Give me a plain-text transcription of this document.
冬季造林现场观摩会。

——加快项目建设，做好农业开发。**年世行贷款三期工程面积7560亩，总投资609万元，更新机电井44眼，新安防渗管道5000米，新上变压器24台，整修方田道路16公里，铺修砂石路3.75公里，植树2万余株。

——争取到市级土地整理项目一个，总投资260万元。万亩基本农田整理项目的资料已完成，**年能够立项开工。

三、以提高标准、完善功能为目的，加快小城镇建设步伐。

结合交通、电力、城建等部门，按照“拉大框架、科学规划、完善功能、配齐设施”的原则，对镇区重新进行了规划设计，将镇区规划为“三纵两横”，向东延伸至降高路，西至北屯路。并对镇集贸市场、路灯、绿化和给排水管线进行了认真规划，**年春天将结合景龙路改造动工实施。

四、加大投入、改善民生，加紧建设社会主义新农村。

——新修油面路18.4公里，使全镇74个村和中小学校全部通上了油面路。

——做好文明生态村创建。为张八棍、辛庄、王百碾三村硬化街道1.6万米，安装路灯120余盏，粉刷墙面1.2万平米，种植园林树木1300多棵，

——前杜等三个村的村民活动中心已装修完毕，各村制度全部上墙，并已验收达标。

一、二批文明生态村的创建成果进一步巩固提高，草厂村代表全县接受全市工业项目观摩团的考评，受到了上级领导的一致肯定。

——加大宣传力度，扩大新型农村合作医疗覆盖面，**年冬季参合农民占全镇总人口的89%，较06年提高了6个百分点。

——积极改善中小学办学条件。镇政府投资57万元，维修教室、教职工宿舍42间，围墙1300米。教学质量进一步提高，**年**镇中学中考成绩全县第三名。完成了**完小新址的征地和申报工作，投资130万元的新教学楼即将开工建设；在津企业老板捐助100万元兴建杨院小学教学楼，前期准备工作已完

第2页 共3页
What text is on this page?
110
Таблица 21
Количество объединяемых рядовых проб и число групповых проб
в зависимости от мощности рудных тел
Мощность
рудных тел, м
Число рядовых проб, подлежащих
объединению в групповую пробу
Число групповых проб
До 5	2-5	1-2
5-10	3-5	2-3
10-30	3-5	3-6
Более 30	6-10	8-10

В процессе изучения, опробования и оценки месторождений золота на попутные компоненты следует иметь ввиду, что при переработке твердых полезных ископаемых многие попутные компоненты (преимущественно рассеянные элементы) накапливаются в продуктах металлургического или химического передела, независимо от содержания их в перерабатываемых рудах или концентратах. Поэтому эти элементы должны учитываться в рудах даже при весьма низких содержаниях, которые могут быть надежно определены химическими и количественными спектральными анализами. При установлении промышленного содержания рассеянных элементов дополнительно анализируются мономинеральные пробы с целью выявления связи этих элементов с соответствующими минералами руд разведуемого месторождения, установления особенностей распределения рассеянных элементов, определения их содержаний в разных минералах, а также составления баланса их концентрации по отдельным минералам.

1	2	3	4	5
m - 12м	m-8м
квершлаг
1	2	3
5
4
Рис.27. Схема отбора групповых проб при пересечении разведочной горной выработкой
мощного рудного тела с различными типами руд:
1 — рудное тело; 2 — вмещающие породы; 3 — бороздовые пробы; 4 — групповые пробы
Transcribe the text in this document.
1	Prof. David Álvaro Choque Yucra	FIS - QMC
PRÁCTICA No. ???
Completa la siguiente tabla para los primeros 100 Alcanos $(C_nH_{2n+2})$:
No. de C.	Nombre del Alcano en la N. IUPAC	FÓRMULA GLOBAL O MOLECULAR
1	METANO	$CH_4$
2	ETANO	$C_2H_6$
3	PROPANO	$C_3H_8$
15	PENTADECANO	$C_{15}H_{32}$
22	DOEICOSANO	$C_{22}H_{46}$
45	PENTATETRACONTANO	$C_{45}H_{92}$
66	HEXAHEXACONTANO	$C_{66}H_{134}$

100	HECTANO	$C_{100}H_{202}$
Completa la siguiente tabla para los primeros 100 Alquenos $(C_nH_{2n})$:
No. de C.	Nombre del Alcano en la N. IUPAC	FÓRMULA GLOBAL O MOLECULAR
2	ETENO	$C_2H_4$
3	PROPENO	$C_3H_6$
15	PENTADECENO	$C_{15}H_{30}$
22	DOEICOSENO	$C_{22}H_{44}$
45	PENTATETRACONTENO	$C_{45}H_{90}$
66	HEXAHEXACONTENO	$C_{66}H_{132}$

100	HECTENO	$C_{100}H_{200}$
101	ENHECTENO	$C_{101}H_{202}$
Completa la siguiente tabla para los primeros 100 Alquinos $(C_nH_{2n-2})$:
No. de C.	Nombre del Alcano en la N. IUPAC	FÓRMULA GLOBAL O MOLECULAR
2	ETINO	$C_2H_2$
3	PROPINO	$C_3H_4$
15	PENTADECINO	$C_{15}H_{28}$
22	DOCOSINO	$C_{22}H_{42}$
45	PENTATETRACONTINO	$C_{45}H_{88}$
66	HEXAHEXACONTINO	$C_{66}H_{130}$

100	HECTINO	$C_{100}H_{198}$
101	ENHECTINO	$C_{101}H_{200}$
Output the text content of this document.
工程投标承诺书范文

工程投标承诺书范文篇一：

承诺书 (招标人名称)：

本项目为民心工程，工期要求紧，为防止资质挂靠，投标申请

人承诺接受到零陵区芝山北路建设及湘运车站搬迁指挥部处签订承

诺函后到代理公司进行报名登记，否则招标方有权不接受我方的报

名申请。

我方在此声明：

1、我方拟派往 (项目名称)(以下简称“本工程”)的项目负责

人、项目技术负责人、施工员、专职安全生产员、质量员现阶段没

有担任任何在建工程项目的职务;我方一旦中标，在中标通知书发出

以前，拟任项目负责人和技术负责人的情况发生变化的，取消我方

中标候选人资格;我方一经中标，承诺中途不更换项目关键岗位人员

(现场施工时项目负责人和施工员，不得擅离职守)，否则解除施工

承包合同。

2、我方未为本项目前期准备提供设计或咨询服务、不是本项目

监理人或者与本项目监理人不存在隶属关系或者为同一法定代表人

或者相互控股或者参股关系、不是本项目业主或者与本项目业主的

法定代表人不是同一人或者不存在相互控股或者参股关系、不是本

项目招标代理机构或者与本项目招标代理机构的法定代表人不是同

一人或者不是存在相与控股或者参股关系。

TASK – Every line above should be retyped exactly as given.

RESULT –
Give me a plain-text transcription of this document.
冬季造林现场观摩会。

——加快项目建设，做好农业开发。**年世行贷款三期工程面积7560亩，总投资609万元，更新机电井44眼，新安防渗管道5000米，新上变压器24台，整修方田道路16公里，铺修砂石路3.75公里，植树2万余株。

——争取到市级土地整理项目一个，总投资260万元。万亩基本农田整理项目的资料已完成，**年能够立项开工。

三、以提高标准、完善功能为目的，加快小城镇建设步伐。

结合交通、电力、城建等部门，按照“拉大框架、科学规划、完善功能、配齐设施”的原则，对镇区重新进行了规划设计，将镇区规划为“三纵两横”，向东延伸至降高路，西至北屯路。并对镇集贸市场、路灯、绿化和给排水管线进行了认真规划，**年春天将结合景龙路改造动工实施。

四、加大投入、改善民生，加紧建设社会主义新农村。

——新修油面路18.4公里，使全镇74个村和中小学校全部通上了油面路。

——做好文明生态村创建。为张八棍、辛庄、王百碾三村硬化街道1.6万米，安装路灯120余盏，粉刷墙面1.2万平米，种植园林树木1300多棵，

——前杜等三个村的村民活动中心已装修完毕，各村制度全部上墙，并已验收达标。

一、二批文明生态村的创建成果进一步巩固提高，草厂村代表全县接受全市工业项目观摩团的考评，受到了上级领导的一致肯定。

——加大宣传力度，扩大新型农村合作医疗覆盖面，**年冬季参合农民占全镇总人口的89%，较06年提高了6个百分点。

——积极改善中小学办学条件。镇政府投资57万元，维修教室、教职工宿舍42间，围墙1300米。教学质量进一步提高，**年**镇中学中考成绩全县第三名。完成了**完小新址的征地和申报工作，投资130万元的新教学楼即将开工建设；在津企业老板捐助100万元兴建杨院小学教学楼，前期准备工作已完

第2页 共3页
What text is on this page?
110
Таблица 21
Количество объединяемых рядовых проб и число групповых проб
в зависимости от мощности рудных тел
Мощность
рудных тел, м
Число рядовых проб, подлежащих
объединению в групповую пробу
Число групповых проб
До 5	2-5	1-2
5-10	3-5	2-3
10-30	3-5	3-6
Более 30	6-10	8-10

В процессе изучения, опробования и оценки месторождений золота на попутные компоненты следует иметь ввиду, что при переработке твердых полезных ископаемых многие попутные компоненты (преимущественно рассеянные элементы) накапливаются в продуктах металлургического или химического передела, независимо от содержания их в перерабатываемых рудах или концентратах. Поэтому эти элементы должны учитываться в рудах даже при весьма низких содержаниях, которые могут быть надежно определены химическими и количественными спектральными анализами. При установлении промышленного содержания рассеянных элементов дополнительно анализируются мономинеральные пробы с целью выявления связи этих элементов с соответствующими минералами руд разведуемого месторождения, установления особенностей распределения рассеянных элементов, определения их содержаний в разных минералах, а также составления баланса их концентрации по отдельным минералам.

1	2	3	4	5
m - 12м	m-8м
квершлаг
1	2	3
5
4
Рис.27. Схема отбора групповых проб при пересечении разведочной горной выработкой
мощного рудного тела с различными типами руд:
1 — рудное тело; 2 — вмещающие породы; 3 — бороздовые пробы; 4 — групповые пробы
Transcribe the text in this document.
1	Prof. David Álvaro Choque Yucra	FIS - QMC
PRÁCTICA No. ???
Completa la siguiente tabla para los primeros 100 Alcanos $(C_nH_{2n+2})$:
No. de C.	Nombre del Alcano en la N. IUPAC	FÓRMULA GLOBAL O MOLECULAR
1	METANO	$CH_4$
2	ETANO	$C_2H_6$
3	PROPANO	$C_3H_8$
15	PENTADECANO	$C_{15}H_{32}$
22	DOEICOSANO	$C_{22}H_{46}$
45	PENTATETRACONTANO	$C_{45}H_{92}$
66	HEXAHEXACONTANO	$C_{66}H_{134}$

100	HECTANO	$C_{100}H_{202}$
Completa la siguiente tabla para los primeros 100 Alquenos $(C_nH_{2n})$:
No. de C.	Nombre del Alcano en la N. IUPAC	FÓRMULA GLOBAL O MOLECULAR
2	ETENO	$C_2H_4$
3	PROPENO	$C_3H_6$
15	PENTADECENO	$C_{15}H_{30}$
22	DOEICOSENO	$C_{22}H_{44}$
45	PENTATETRACONTENO	$C_{45}H_{90}$
66	HEXAHEXACONTENO	$C_{66}H_{132}$

100	HECTENO	$C_{100}H_{200}$
101	ENHECTENO	$C_{101}H_{202}$
Completa la siguiente tabla para los primeros 100 Alquinos $(C_nH_{2n-2})$:
No. de C.	Nombre del Alcano en la N. IUPAC	FÓRMULA GLOBAL O MOLECULAR
2	ETINO	$C_2H_2$
3	PROPINO	$C_3H_4$
15	PENTADECINO	$C_{15}H_{28}$
22	DOCOSINO	$C_{22}H_{42}$
45	PENTATETRACONTINO	$C_{45}H_{88}$
66	HEXAHEXACONTINO	$C_{66}H_{130}$

100	HECTINO	$C_{100}H_{198}$
101	ENHECTINO	$C_{101}H_{200}$
Output the text content of this document.
工程投标承诺书范文

工程投标承诺书范文篇一：

承诺书 (招标人名称)：

本项目为民心工程，工期要求紧，为防止资质挂靠，投标申请

人承诺接受到零陵区芝山北路建设及湘运车站搬迁指挥部处签订承

诺函后到代理公司进行报名登记，否则招标方有权不接受我方的报

名申请。

我方在此声明：

1、我方拟派往 (项目名称)(以下简称“本工程”)的项目负责

人、项目技术负责人、施工员、专职安全生产员、质量员现阶段没

有担任任何在建工程项目的职务;我方一旦中标，在中标通知书发出

以前，拟任项目负责人和技术负责人的情况发生变化的，取消我方

中标候选人资格;我方一经中标，承诺中途不更换项目关键岗位人员

(现场施工时项目负责人和施工员，不得擅离职守)，否则解除施工

承包合同。

2、我方未为本项目前期准备提供设计或咨询服务、不是本项目

监理人或者与本项目监理人不存在隶属关系或者为同一法定代表人

或者相互控股或者参股关系、不是本项目业主或者与本项目业主的

法定代表人不是同一人或者不存在相互控股或者参股关系、不是本

项目招标代理机构或者与本项目招标代理机构的法定代表人不是同

一人或者不是存在相与控股或者参股关系。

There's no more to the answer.